## Begin Records for the exercise

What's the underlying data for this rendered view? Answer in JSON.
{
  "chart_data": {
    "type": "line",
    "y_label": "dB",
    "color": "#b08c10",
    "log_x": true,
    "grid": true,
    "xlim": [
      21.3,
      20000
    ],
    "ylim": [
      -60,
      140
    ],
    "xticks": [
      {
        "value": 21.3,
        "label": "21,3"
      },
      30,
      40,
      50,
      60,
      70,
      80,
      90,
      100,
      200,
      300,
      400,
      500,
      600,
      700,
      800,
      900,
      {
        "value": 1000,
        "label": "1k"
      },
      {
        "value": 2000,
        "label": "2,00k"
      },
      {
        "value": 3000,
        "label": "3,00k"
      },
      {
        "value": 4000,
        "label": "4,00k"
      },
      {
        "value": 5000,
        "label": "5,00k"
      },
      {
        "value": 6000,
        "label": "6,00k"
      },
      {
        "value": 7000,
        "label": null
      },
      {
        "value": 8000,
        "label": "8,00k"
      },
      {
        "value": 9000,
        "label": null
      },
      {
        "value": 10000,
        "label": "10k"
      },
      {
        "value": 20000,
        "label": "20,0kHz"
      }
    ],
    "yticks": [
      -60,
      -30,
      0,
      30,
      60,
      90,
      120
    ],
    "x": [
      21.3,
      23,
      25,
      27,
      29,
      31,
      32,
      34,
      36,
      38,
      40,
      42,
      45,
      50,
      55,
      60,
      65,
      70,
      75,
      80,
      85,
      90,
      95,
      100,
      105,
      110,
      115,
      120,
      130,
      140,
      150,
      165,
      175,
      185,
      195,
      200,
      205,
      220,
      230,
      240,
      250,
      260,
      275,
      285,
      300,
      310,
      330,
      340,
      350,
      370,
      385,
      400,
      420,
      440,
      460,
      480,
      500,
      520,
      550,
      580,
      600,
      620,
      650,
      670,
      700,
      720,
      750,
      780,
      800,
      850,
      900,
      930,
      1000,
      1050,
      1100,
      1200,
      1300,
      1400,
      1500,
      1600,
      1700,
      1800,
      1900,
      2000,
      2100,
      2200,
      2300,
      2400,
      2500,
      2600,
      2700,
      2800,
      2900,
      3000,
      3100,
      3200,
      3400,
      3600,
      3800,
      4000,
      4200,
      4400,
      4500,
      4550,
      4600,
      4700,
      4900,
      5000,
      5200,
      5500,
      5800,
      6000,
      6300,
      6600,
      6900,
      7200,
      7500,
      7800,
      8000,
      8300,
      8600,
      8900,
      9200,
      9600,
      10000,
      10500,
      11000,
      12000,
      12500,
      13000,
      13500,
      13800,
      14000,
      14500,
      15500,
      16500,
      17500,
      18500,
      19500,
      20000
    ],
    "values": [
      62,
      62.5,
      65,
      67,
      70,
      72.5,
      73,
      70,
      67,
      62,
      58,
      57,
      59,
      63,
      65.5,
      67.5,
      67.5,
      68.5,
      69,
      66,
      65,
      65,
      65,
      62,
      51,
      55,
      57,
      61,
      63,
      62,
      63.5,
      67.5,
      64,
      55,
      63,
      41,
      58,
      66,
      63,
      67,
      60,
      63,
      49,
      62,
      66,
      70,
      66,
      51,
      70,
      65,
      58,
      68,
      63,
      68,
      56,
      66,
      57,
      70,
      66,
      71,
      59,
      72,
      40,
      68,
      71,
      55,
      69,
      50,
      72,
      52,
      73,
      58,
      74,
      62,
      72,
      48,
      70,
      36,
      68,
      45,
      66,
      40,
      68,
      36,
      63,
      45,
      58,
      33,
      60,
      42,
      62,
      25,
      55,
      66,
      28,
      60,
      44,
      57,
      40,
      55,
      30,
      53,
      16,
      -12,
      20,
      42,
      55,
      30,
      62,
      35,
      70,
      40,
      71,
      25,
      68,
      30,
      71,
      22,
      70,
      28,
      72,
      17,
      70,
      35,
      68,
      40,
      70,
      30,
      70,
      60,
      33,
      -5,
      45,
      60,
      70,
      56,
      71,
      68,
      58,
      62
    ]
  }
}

## End Records for the exercise

Quote all the records. Keep every word exact.

What's the underlying data for this rendered view? Answer in JSON.
{
  "chart_data": {
    "type": "line",
    "y_label": "dB",
    "color": "#b08c10",
    "log_x": true,
    "grid": true,
    "xlim": [
      21.3,
      20000
    ],
    "ylim": [
      -60,
      140
    ],
    "xticks": [
      {
        "value": 21.3,
        "label": "21,3"
      },
      30,
      40,
      50,
      60,
      70,
      80,
      90,
      100,
      200,
      300,
      400,
      500,
      600,
      700,
      800,
      900,
      {
        "value": 1000,
        "label": "1k"
      },
      {
        "value": 2000,
        "label": "2,00k"
      },
      {
        "value": 3000,
        "label": "3,00k"
      },
      {
        "value": 4000,
        "label": "4,00k"
      },
      {
        "value": 5000,
        "label": "5,00k"
      },
      {
        "value": 6000,
        "label": "6,00k"
      },
      {
        "value": 7000,
        "label": null
      },
      {
        "value": 8000,
        "label": "8,00k"
      },
      {
        "value": 9000,
        "label": null
      },
      {
        "value": 10000,
        "label": "10k"
      },
      {
        "value": 20000,
        "label": "20,0kHz"
      }
    ],
    "yticks": [
      -60,
      -30,
      0,
      30,
      60,
      90,
      120
    ],
    "x": [
      21.3,
      23,
      25,
      27,
      29,
      31,
      32,
      34,
      36,
      38,
      40,
      42,
      45,
      50,
      55,
      60,
      65,
      70,
      75,
      80,
      85,
      90,
      95,
      100,
      105,
      110,
      115,
      120,
      130,
      140,
      150,
      165,
      175,
      185,
      195,
      200,
      205,
      220,
      230,
      240,
      250,
      260,
      275,
      285,
      300,
      310,
      330,
      340,
      350,
      370,
      385,
      400,
      420,
      440,
      460,
      480,
      500,
      520,
      550,
      580,
      600,
      620,
      650,
      670,
      700,
      720,
      750,
      780,
      800,
      850,
      900,
      930,
      1000,
      1050,
      1100,
      1200,
      1300,
      1400,
      1500,
      1600,
      1700,
      1800,
      1900,
      2000,
      2100,
      2200,
      2300,
      2400,
      2500,
      2600,
      2700,
      2800,
      2900,
      3000,
      3100,
      3200,
      3400,
      3600,
      3800,
      4000,
      4200,
      4400,
      4500,
      4550,
      4600,
      4700,
      4900,
      5000,
      5200,
      5500,
      5800,
      6000,
      6300,
      6600,
      6900,
      7200,
      7500,
      7800,
      8000,
      8300,
      8600,
      8900,
      9200,
      9600,
      10000,
      10500,
      11000,
      12000,
      12500,
      13000,
      13500,
      13800,
      14000,
      14500,
      15500,
      16500,
      17500,
      18500,
      19500,
      20000
    ],
    "values": [
      62,
      62.5,
      65,
      67,
      70,
      72.5,
      73,
      70,
      67,
      62,
      58,
      57,
      59,
      63,
      65.5,
      67.5,
      67.5,
      68.5,
      69,
      66,
      65,
      65,
      65,
      62,
      51,
      55,
      57,
      61,
      63,
      62,
      63.5,
      67.5,
      64,
      55,
      63,
      41,
      58,
      66,
      63,
      67,
      60,
      63,
      49,
      62,
      66,
      70,
      66,
      51,
      70,
      65,
      58,
      68,
      63,
      68,
      56,
      66,
      57,
      70,
      66,
      71,
      59,
      72,
      40,
      68,
      71,
      55,
      69,
      50,
      72,
      52,
      73,
      58,
      74,
      62,
      72,
      48,
      70,
      36,
      68,
      45,
      66,
      40,
      68,
      36,
      63,
      45,
      58,
      33,
      60,
      42,
      62,
      25,
      55,
      66,
      28,
      60,
      44,
      57,
      40,
      55,
      30,
      53,
      16,
      -12,
      20,
      42,
      55,
      30,
      62,
      35,
      70,
      40,
      71,
      25,
      68,
      30,
      71,
      22,
      70,
      28,
      72,
      17,
      70,
      35,
      68,
      40,
      70,
      30,
      70,
      60,
      33,
      -5,
      45,
      60,
      70,
      56,
      71,
      68,
      58,
      62
    ]
  }
}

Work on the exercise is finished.